-- What to do --
Give only the number of lines in the data that contain the word "Velocity".

-- Listed records --
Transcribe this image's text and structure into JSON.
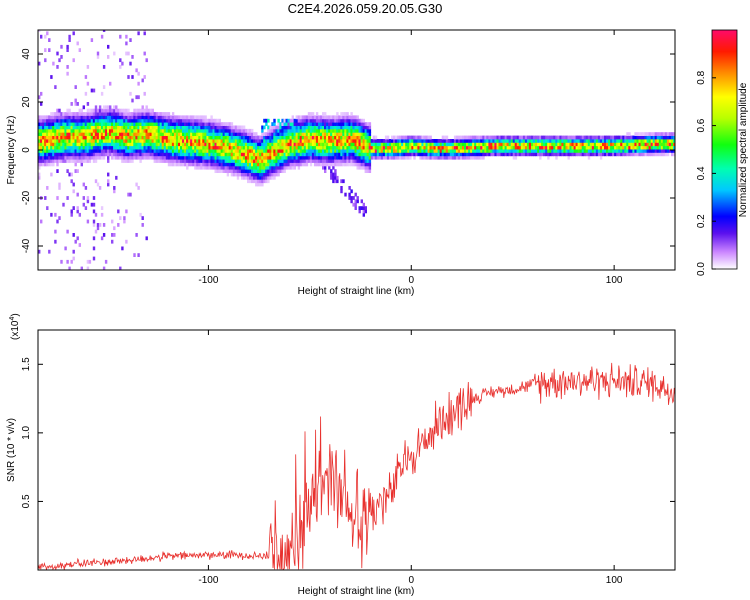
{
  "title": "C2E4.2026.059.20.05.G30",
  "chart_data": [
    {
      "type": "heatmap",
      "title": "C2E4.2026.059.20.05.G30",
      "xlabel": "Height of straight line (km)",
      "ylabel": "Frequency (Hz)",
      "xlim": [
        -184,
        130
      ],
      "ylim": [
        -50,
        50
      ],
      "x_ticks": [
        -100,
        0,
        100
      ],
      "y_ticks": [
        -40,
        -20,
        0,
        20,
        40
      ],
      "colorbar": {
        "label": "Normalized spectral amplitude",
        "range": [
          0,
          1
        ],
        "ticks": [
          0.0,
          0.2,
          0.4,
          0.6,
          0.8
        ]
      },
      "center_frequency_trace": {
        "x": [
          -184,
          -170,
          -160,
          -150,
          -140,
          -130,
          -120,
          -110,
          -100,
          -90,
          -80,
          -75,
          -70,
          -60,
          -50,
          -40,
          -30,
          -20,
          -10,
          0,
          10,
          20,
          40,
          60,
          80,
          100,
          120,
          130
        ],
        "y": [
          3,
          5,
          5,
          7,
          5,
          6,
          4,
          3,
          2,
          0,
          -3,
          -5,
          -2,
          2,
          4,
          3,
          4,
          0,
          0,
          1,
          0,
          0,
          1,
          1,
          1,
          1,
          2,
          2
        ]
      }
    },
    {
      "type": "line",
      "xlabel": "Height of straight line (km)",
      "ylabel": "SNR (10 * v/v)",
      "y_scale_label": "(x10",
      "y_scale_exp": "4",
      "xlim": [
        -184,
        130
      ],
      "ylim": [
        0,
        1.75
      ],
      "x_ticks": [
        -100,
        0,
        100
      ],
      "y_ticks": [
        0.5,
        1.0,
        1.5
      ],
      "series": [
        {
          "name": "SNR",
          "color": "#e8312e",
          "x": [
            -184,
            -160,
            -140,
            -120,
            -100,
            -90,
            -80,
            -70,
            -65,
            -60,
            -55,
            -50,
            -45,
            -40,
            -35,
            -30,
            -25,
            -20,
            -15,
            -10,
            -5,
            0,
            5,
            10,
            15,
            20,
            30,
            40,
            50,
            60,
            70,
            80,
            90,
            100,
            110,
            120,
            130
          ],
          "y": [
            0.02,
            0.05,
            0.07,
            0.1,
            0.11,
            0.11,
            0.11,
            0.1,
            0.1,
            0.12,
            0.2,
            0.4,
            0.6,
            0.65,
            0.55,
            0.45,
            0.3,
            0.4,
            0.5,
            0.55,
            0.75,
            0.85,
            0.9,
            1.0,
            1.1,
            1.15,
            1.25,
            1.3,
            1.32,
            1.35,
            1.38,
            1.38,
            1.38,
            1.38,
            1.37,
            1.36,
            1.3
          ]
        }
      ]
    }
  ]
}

* * *

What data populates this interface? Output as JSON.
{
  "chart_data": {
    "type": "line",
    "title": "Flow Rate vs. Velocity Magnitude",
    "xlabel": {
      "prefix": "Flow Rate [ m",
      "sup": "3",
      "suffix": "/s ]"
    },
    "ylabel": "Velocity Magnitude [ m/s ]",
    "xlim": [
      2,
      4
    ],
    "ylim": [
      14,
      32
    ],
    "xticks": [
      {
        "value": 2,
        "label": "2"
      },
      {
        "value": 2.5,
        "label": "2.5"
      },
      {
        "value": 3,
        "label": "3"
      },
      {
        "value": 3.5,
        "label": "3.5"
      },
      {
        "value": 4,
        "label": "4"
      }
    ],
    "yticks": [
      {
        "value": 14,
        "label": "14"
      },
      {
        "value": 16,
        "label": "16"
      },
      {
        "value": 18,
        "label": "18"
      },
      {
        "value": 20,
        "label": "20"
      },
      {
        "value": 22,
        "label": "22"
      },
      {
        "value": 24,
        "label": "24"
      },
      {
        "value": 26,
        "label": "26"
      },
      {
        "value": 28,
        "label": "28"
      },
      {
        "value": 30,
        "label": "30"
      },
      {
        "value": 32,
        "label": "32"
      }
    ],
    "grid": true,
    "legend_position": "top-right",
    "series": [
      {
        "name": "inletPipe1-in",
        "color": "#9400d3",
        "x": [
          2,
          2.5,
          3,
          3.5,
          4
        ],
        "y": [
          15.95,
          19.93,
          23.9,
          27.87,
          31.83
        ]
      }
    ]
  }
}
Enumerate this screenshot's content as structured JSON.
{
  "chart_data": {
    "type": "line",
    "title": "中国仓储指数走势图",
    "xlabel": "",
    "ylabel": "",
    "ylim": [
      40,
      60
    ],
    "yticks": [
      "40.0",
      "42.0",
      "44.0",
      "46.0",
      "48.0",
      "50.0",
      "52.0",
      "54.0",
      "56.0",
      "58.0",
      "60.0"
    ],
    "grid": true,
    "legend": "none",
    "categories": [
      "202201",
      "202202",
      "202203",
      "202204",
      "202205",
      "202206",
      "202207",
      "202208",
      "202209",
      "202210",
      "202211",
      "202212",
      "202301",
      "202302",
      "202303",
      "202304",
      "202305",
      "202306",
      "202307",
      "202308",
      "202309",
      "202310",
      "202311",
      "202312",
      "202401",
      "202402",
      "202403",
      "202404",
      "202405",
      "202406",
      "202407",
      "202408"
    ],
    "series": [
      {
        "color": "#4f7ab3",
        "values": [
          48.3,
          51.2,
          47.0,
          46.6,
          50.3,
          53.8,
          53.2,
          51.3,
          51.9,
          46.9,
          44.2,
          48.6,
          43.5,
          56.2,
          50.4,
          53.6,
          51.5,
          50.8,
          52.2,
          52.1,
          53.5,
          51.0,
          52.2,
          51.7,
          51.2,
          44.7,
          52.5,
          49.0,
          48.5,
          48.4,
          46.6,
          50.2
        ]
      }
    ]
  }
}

---

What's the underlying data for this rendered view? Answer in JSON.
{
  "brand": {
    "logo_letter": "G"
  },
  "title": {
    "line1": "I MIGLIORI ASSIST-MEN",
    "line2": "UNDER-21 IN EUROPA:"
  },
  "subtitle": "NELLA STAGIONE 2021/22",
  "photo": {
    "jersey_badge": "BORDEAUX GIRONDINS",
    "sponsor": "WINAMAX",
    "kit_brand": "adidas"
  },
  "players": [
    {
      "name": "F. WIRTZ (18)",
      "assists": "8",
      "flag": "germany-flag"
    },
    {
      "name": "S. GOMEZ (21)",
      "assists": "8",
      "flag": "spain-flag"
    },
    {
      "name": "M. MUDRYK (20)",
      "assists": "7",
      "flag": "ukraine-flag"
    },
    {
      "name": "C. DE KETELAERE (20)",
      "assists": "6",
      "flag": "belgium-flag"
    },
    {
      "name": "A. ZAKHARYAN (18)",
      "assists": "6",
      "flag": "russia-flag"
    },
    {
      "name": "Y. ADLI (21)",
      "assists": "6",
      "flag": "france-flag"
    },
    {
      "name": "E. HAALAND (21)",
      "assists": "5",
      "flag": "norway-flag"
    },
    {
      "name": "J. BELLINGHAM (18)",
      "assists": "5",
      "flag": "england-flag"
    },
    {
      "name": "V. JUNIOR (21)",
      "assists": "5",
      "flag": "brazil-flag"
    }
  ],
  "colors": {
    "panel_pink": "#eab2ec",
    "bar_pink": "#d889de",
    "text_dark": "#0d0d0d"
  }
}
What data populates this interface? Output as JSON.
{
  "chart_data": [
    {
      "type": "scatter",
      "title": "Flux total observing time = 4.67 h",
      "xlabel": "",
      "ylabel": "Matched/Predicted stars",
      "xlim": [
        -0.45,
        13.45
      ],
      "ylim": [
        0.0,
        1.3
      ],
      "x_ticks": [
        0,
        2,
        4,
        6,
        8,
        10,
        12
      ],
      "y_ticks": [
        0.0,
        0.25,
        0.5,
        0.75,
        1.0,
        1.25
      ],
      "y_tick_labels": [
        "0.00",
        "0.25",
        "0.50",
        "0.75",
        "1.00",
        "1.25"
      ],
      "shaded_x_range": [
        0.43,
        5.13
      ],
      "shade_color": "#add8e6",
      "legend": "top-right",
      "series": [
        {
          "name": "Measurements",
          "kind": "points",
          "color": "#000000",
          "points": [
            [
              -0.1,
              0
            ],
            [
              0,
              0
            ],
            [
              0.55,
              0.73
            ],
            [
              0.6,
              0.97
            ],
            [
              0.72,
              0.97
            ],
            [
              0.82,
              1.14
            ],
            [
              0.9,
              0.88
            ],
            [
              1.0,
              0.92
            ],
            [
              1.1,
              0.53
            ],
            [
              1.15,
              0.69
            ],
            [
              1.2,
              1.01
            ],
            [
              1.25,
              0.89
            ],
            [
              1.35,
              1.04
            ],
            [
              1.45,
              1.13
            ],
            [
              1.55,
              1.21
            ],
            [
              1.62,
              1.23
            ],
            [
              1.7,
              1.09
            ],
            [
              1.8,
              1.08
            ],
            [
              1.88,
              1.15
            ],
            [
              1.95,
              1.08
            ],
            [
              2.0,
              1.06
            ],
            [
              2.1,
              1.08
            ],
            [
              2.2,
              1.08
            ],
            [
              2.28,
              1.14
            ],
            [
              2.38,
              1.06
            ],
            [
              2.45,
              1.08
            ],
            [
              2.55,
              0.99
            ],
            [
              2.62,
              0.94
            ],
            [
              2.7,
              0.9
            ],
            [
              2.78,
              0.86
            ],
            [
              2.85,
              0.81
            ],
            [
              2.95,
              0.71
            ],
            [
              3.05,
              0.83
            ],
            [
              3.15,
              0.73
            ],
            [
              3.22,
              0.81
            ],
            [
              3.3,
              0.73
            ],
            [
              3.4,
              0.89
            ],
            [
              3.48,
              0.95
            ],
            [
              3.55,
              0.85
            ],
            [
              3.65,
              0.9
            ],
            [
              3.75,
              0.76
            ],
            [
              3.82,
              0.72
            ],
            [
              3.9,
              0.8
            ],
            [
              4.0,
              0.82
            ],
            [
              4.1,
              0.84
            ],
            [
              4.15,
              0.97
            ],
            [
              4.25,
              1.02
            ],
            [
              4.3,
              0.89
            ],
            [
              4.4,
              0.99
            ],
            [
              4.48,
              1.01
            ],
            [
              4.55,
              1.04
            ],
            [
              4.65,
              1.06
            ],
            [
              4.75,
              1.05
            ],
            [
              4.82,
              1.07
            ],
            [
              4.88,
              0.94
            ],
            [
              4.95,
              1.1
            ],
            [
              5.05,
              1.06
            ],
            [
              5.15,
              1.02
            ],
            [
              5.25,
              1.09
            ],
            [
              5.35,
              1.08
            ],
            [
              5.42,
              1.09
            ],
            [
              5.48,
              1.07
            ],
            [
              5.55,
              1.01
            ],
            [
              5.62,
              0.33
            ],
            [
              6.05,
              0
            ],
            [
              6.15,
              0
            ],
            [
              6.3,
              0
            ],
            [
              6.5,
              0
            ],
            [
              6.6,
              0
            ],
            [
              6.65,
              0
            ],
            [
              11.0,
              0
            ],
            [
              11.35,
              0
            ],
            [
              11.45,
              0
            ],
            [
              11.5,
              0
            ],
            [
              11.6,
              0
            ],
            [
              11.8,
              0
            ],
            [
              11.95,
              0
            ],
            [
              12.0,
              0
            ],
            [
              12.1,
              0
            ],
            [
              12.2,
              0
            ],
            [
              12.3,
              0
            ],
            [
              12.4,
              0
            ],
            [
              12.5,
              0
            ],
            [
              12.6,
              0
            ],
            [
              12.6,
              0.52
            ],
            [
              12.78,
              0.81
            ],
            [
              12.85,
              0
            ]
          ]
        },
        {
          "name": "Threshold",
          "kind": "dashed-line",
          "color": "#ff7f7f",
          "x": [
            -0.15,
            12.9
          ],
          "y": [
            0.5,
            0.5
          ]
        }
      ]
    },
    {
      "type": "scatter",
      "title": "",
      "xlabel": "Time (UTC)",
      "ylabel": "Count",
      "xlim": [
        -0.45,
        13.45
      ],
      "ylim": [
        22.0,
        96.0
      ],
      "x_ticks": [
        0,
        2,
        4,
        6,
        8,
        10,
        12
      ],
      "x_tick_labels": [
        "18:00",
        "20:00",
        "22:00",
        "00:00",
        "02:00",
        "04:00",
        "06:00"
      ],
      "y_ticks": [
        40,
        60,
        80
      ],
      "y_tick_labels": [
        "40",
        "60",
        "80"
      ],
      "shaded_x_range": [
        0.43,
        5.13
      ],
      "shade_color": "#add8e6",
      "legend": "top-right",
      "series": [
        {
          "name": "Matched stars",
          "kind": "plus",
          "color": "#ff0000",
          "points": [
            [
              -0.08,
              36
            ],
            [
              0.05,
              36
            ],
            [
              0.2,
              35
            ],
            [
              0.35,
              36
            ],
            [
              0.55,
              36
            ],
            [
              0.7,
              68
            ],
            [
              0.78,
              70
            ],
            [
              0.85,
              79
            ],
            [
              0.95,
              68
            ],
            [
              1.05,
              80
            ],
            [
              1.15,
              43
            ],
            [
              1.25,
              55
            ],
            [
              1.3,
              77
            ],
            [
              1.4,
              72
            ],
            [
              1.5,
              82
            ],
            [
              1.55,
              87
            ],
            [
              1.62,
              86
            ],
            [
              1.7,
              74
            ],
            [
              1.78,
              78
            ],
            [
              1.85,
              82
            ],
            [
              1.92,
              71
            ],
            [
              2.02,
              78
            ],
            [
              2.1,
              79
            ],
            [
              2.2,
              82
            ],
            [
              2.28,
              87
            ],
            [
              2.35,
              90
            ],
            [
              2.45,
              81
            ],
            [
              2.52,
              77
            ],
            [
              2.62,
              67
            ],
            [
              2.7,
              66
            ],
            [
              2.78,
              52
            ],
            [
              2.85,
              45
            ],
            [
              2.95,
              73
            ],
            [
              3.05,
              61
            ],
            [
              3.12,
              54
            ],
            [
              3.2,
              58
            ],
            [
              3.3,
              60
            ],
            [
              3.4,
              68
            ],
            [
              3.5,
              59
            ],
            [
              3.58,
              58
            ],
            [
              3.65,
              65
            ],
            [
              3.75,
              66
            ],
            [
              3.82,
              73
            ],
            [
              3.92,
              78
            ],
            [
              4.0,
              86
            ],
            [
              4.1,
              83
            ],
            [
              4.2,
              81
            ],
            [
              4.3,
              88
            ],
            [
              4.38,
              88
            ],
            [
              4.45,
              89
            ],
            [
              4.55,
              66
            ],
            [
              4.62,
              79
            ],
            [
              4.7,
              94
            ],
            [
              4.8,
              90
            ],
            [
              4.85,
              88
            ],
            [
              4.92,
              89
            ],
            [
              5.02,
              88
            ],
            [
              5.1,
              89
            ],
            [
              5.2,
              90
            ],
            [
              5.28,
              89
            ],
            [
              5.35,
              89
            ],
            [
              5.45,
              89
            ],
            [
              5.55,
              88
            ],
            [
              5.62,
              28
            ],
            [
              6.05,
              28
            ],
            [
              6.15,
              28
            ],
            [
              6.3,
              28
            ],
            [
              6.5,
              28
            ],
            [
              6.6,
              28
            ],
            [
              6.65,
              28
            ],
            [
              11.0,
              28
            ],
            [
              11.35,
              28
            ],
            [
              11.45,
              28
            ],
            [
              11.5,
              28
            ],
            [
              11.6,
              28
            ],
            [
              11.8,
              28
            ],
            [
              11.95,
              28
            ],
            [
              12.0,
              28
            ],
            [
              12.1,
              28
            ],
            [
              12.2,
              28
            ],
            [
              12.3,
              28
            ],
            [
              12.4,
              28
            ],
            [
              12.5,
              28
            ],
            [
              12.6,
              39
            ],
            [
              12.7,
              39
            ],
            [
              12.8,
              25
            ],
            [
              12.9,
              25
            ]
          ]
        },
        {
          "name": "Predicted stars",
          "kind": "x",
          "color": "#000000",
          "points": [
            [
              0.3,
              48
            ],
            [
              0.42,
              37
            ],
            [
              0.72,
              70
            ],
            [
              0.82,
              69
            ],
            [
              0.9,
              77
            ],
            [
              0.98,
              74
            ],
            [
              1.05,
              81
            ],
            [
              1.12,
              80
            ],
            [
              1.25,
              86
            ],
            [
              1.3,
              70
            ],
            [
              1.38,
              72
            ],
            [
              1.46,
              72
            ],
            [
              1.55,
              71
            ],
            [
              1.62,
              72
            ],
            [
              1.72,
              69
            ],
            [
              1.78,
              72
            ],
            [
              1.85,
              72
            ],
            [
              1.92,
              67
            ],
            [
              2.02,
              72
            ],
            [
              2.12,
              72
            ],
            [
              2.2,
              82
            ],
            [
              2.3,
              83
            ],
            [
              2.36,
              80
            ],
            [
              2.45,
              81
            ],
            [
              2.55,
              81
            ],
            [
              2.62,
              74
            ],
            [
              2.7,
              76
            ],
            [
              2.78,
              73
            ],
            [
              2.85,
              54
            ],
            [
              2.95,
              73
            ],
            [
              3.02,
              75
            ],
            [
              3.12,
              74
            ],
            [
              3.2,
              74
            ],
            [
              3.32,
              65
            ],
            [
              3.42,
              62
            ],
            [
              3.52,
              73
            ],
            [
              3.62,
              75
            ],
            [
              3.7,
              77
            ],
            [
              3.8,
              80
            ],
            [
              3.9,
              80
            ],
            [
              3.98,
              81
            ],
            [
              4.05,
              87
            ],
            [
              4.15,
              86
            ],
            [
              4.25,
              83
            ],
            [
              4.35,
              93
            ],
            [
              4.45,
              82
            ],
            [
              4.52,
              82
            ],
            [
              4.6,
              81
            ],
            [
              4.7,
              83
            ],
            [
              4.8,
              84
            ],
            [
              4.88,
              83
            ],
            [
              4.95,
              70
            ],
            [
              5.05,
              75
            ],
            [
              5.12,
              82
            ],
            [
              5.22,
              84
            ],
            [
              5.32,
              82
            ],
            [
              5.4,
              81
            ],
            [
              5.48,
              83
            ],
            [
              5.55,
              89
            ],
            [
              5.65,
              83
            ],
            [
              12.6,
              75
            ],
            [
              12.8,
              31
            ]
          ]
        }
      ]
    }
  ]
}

-- Exercise answer --
2